● Given instruction
Copy each line in the data that includes the word "لابن".

● Data provided
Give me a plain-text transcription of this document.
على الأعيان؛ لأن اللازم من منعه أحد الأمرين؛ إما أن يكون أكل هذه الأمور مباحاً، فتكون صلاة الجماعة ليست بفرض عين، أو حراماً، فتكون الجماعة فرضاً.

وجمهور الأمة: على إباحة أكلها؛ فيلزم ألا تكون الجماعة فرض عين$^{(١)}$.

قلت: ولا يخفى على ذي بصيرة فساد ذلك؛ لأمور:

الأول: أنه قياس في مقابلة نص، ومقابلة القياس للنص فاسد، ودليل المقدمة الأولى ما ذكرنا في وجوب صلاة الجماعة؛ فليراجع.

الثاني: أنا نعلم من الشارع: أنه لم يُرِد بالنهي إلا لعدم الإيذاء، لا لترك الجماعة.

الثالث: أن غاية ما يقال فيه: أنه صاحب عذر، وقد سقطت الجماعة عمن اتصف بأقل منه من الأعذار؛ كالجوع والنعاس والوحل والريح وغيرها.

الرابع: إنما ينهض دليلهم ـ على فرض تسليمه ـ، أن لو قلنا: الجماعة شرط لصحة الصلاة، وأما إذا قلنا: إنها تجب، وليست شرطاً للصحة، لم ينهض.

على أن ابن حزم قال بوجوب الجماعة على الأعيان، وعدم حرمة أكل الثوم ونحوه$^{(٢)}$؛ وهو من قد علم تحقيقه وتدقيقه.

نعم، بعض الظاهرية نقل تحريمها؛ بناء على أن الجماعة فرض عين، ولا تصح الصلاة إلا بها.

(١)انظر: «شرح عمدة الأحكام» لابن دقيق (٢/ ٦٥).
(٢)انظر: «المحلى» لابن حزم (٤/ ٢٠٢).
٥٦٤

● Result
(١)انظر: «شرح عمدة الأحكام» لابن دقيق (٢/ ٦٥).
(٢)انظر: «المحلى» لابن حزم (٤/ ٢٠٢).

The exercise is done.